*WHAT IS BEING ASKED*
Extract the line that contains "Read this page and output its text content." and every line after it through the end of the records below, exactly as written, leaving out any pictures.

*INFORMATION SHOWN*
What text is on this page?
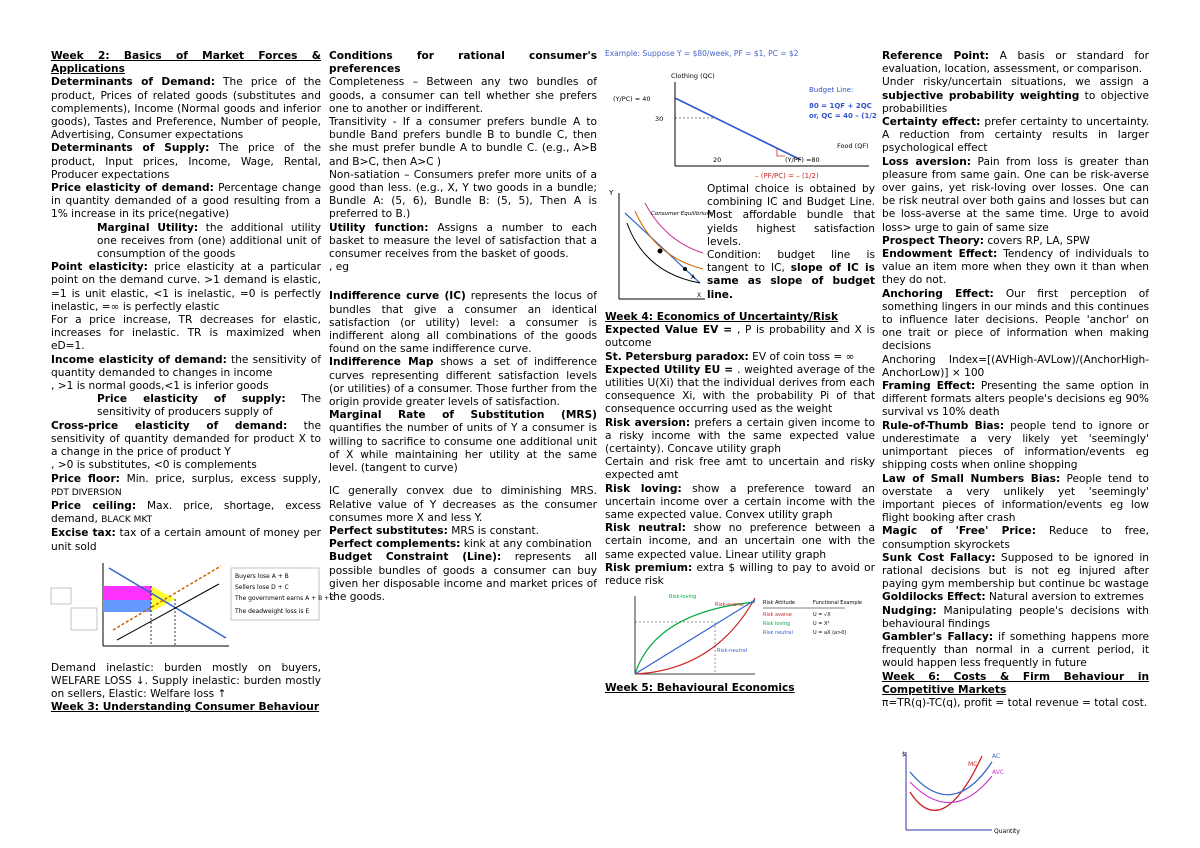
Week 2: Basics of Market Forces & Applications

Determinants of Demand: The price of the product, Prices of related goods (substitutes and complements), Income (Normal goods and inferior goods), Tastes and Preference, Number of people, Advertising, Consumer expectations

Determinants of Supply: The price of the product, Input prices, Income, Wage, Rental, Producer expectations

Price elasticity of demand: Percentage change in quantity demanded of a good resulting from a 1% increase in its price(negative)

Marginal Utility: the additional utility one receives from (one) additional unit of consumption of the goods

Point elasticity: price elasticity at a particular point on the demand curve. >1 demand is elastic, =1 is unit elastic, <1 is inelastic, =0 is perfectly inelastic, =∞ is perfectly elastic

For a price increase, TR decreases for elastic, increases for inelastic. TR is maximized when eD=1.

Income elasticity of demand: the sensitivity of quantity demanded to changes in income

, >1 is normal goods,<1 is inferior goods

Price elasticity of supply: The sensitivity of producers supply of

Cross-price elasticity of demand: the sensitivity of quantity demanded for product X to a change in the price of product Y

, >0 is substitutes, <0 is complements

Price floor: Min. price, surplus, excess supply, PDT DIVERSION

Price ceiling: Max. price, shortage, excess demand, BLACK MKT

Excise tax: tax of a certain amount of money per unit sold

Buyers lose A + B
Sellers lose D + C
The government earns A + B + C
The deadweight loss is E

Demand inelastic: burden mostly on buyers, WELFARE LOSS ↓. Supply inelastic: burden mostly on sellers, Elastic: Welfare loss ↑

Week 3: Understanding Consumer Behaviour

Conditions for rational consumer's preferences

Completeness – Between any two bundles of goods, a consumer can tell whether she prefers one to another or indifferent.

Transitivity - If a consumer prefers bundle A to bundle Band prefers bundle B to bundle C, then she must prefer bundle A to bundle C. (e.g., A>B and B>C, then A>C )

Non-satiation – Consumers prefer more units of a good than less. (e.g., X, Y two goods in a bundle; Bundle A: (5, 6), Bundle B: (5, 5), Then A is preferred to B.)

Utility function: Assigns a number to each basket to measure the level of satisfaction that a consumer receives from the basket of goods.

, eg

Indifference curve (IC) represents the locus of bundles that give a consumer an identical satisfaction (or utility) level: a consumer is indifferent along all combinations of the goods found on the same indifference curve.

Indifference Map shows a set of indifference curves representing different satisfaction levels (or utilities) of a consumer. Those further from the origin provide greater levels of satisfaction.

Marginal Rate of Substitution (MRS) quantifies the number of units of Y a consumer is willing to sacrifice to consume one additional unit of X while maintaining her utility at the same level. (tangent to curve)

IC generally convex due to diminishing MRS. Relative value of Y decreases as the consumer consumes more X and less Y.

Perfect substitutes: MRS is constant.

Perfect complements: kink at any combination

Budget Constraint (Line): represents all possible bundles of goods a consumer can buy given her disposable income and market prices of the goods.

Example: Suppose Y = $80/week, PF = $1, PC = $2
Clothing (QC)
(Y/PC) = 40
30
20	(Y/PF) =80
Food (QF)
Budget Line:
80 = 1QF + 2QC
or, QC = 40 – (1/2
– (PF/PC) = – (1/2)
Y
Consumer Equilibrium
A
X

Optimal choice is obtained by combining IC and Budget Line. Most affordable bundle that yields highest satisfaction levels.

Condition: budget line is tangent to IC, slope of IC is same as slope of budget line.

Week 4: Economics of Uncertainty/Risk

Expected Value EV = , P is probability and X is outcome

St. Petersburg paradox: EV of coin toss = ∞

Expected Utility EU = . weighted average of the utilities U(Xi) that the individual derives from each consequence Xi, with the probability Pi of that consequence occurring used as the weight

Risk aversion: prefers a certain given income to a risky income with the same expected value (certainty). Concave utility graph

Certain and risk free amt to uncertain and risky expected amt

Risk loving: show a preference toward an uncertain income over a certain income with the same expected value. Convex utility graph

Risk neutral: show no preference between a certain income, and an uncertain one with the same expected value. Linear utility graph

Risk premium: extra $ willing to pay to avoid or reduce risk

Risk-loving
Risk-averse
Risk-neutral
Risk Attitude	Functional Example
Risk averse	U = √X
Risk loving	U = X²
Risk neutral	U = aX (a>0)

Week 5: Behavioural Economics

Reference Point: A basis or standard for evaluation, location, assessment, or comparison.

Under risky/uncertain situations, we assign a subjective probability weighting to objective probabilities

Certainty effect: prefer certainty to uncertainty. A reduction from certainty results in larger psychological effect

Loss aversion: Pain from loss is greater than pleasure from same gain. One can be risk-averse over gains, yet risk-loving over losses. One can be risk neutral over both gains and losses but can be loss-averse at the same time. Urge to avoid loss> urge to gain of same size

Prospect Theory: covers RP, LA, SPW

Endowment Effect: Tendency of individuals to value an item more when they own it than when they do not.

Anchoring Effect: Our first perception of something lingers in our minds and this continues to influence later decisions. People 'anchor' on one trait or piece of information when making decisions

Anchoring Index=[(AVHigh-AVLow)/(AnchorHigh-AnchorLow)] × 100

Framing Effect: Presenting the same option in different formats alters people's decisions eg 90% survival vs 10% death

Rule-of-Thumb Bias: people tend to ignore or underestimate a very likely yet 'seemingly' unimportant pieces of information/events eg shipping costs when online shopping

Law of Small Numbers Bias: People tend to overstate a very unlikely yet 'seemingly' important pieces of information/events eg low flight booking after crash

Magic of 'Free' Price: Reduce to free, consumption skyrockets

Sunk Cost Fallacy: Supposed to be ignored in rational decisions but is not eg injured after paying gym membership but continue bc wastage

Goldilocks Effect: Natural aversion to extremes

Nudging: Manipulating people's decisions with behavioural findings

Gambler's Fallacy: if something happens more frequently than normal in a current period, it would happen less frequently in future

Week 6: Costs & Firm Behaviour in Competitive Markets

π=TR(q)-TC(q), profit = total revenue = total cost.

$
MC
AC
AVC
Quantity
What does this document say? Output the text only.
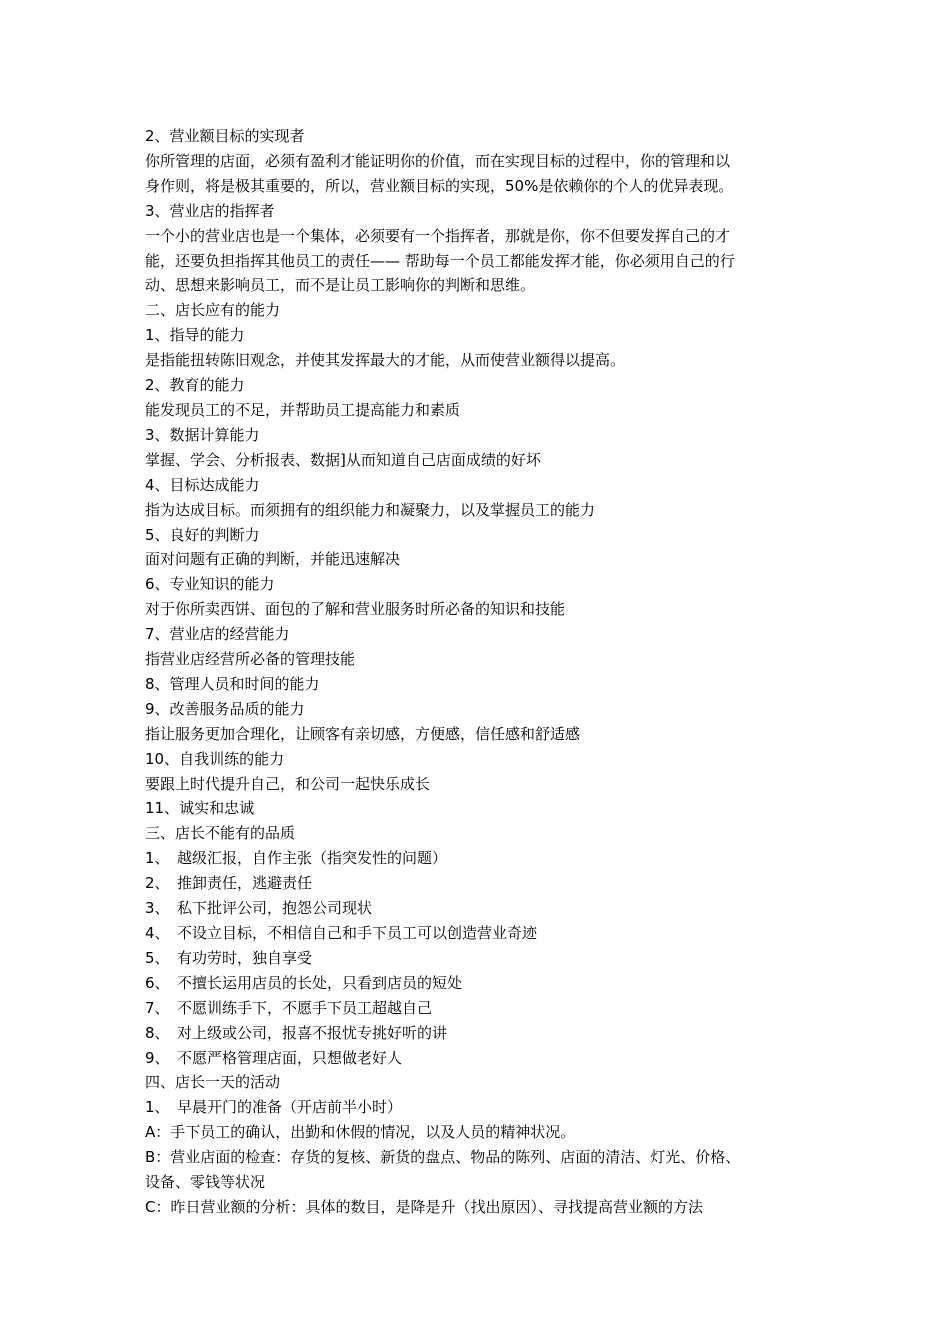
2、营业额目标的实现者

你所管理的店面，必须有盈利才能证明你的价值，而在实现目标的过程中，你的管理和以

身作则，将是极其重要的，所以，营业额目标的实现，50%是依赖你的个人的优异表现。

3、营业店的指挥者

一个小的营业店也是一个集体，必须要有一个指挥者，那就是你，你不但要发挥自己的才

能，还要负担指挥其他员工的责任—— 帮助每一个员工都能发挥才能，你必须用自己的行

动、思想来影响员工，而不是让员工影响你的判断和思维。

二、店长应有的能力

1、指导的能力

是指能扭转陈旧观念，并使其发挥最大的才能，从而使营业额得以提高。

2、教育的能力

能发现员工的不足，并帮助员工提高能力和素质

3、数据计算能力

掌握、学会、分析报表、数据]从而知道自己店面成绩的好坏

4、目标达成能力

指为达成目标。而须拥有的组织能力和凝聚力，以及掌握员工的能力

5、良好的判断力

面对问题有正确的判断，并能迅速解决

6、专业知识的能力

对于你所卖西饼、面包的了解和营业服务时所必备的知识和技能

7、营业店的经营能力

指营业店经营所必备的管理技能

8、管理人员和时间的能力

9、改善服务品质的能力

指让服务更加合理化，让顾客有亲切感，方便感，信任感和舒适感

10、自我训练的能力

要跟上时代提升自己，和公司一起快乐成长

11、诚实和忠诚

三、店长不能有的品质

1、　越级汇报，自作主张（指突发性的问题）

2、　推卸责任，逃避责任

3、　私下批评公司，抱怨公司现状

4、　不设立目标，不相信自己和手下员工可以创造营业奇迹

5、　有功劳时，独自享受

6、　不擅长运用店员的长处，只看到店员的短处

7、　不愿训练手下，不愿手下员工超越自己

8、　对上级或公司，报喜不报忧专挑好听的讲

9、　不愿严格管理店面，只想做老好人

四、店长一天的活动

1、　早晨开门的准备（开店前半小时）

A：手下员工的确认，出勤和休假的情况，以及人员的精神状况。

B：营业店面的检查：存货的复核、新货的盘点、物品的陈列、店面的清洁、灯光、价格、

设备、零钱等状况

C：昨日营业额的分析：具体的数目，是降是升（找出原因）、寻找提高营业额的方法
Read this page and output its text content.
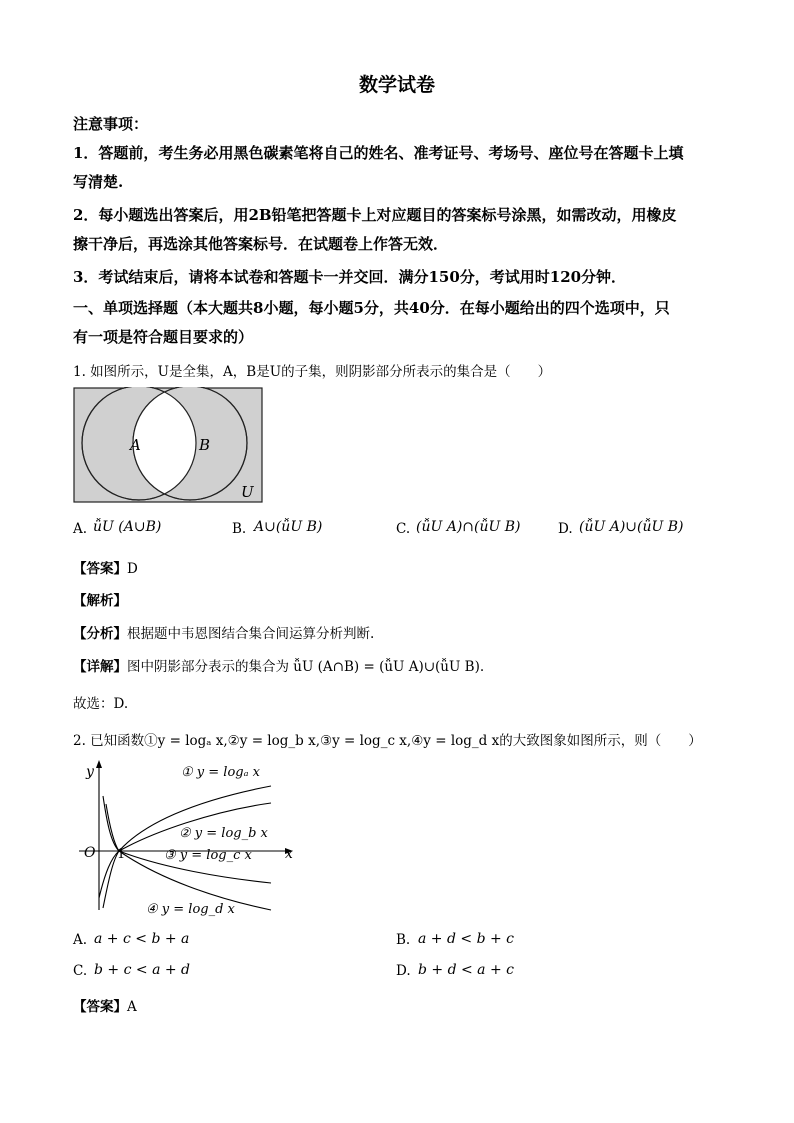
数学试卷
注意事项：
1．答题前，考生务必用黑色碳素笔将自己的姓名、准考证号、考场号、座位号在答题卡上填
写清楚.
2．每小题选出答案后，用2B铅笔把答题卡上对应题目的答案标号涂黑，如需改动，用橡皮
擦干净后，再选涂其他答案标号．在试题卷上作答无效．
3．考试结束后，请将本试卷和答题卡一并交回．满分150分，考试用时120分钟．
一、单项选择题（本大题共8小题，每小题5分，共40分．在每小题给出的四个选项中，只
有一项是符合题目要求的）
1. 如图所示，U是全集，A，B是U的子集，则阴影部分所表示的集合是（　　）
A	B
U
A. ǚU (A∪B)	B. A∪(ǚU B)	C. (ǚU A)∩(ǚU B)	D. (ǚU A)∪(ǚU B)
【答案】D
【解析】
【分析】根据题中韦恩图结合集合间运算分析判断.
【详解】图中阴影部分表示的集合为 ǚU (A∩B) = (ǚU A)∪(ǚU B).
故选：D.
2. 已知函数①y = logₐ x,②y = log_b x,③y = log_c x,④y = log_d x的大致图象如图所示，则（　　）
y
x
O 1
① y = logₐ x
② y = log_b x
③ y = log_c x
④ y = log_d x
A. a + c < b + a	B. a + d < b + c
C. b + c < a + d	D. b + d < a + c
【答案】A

*RESULT BELOW*
Read this page and output its text content.
数学试卷
注意事项：
1．答题前，考生务必用黑色碳素笔将自己的姓名、准考证号、考场号、座位号在答题卡上填
写清楚.
2．每小题选出答案后，用2B铅笔把答题卡上对应题目的答案标号涂黑，如需改动，用橡皮
擦干净后，再选涂其他答案标号．在试题卷上作答无效．
3．考试结束后，请将本试卷和答题卡一并交回．满分150分，考试用时120分钟．
一、单项选择题（本大题共8小题，每小题5分，共40分．在每小题给出的四个选项中，只
有一项是符合题目要求的）
1. 如图所示，U是全集，A，B是U的子集，则阴影部分所表示的集合是（　　）
A	B
U
A. ǚU (A∪B)	B. A∪(ǚU B)	C. (ǚU A)∩(ǚU B)	D. (ǚU A)∪(ǚU B)
【答案】D
【解析】
【分析】根据题中韦恩图结合集合间运算分析判断.
【详解】图中阴影部分表示的集合为 ǚU (A∩B) = (ǚU A)∪(ǚU B).
故选：D.
2. 已知函数①y = logₐ x,②y = log_b x,③y = log_c x,④y = log_d x的大致图象如图所示，则（　　）
y
x
O 1
① y = logₐ x
② y = log_b x
③ y = log_c x
④ y = log_d x
A. a + c < b + a	B. a + d < b + c
C. b + c < a + d	D. b + d < a + c
【答案】A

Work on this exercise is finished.